## SET EXERCISE
Select all lines in the records that include "mowa".

----

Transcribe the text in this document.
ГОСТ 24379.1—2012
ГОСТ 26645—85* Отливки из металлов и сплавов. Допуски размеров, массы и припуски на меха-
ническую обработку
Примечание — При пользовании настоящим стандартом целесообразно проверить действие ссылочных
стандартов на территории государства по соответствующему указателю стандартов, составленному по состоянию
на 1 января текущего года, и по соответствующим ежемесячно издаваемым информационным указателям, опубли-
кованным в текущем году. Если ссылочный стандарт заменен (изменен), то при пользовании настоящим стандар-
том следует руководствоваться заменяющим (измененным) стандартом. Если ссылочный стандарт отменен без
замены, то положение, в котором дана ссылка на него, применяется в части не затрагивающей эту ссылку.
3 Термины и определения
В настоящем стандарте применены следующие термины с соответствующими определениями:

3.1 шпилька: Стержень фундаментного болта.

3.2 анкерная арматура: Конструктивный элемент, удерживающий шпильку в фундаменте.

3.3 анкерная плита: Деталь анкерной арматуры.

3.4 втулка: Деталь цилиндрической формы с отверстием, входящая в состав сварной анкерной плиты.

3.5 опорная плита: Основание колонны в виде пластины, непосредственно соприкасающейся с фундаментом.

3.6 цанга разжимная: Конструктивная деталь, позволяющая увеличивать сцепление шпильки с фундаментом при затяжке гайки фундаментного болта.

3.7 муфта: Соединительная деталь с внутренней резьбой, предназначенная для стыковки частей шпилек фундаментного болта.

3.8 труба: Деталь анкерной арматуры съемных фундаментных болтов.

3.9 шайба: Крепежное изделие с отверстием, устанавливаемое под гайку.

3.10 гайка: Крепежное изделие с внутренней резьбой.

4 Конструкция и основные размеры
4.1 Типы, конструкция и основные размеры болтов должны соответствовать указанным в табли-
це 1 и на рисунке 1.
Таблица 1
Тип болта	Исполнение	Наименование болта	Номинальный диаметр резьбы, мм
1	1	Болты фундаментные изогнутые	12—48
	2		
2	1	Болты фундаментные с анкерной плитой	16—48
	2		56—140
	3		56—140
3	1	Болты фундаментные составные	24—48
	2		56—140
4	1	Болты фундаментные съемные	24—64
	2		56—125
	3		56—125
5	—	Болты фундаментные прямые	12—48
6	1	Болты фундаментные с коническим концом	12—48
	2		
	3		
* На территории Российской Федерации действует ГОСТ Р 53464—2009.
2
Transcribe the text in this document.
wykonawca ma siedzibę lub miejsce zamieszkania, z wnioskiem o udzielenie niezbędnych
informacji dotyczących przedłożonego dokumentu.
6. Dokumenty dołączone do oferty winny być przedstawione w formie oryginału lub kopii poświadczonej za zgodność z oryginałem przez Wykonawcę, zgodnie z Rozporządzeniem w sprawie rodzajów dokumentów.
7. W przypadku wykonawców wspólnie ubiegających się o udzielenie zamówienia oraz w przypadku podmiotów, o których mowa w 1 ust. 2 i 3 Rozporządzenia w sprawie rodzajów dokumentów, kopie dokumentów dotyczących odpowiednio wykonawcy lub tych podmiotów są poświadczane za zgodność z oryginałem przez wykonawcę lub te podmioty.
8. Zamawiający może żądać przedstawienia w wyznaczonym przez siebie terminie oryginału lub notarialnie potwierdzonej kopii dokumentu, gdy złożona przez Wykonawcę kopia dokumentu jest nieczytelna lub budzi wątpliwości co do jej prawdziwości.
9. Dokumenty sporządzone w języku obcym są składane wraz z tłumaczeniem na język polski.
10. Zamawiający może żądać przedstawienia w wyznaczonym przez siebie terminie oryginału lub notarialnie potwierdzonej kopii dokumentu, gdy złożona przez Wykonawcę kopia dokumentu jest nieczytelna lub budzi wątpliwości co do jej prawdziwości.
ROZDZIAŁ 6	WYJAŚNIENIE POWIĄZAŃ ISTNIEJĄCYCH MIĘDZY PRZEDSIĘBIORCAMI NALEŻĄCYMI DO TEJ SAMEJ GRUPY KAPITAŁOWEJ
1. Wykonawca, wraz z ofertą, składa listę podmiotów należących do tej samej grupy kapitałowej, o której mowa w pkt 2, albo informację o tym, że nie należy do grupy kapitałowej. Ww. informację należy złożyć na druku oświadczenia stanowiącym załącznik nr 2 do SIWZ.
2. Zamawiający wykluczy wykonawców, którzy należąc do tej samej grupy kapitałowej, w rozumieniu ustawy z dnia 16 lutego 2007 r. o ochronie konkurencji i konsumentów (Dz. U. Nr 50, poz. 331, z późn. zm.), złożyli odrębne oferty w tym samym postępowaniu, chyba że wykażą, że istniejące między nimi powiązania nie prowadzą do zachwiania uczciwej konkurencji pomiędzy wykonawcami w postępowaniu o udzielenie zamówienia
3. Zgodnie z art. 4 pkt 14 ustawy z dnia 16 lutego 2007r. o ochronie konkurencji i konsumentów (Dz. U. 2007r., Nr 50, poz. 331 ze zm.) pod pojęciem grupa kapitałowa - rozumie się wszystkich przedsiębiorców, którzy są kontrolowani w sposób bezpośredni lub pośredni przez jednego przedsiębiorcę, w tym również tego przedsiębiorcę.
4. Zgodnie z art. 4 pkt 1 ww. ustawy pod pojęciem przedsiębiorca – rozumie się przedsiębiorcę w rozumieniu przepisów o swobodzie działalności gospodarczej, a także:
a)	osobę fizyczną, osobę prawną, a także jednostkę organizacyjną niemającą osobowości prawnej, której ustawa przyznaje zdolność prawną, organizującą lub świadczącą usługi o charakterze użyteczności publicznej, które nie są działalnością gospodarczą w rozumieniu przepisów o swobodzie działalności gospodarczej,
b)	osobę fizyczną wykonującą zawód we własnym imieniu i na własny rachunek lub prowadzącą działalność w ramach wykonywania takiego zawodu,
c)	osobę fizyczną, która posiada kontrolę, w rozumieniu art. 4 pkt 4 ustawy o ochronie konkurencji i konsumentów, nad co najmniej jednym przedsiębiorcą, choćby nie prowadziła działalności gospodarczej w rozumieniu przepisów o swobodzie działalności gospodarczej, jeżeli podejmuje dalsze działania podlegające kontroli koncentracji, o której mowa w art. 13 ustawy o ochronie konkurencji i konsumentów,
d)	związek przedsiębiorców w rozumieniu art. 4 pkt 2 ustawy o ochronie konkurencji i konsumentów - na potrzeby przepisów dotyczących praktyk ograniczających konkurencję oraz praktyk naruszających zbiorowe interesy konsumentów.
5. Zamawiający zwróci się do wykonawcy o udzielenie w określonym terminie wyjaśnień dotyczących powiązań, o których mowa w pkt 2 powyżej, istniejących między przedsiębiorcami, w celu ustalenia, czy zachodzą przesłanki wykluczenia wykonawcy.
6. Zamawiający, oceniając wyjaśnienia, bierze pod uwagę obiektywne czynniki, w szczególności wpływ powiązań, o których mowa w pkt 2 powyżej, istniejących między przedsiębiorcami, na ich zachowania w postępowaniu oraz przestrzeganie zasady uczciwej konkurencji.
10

----

## EXERCISE RESPONSE
7. W przypadku wykonawców wspólnie ubiegających się o udzielenie zamówienia oraz w przypadku podmiotów, o których mowa w 1 ust. 2 i 3 Rozporządzenia w sprawie rodzajów dokumentów, kopie dokumentów dotyczących odpowiednio wykonawcy lub tych podmiotów są poświadczane za zgodność z oryginałem przez wykonawcę lub te podmioty.
1. Wykonawca, wraz z ofertą, składa listę podmiotów należących do tej samej grupy kapitałowej, o której mowa w pkt 2, albo informację o tym, że nie należy do grupy kapitałowej. Ww. informację należy złożyć na druku oświadczenia stanowiącym załącznik nr 2 do SIWZ.
c)	osobę fizyczną, która posiada kontrolę, w rozumieniu art. 4 pkt 4 ustawy o ochronie konkurencji i konsumentów, nad co najmniej jednym przedsiębiorcą, choćby nie prowadziła działalności gospodarczej w rozumieniu przepisów o swobodzie działalności gospodarczej, jeżeli podejmuje dalsze działania podlegające kontroli koncentracji, o której mowa w art. 13 ustawy o ochronie konkurencji i konsumentów,
5. Zamawiający zwróci się do wykonawcy o udzielenie w określonym terminie wyjaśnień dotyczących powiązań, o których mowa w pkt 2 powyżej, istniejących między przedsiębiorcami, w celu ustalenia, czy zachodzą przesłanki wykluczenia wykonawcy.
6. Zamawiający, oceniając wyjaśnienia, bierze pod uwagę obiektywne czynniki, w szczególności wpływ powiązań, o których mowa w pkt 2 powyżej, istniejących między przedsiębiorcami, na ich zachowania w postępowaniu oraz przestrzeganie zasady uczciwej konkurencji.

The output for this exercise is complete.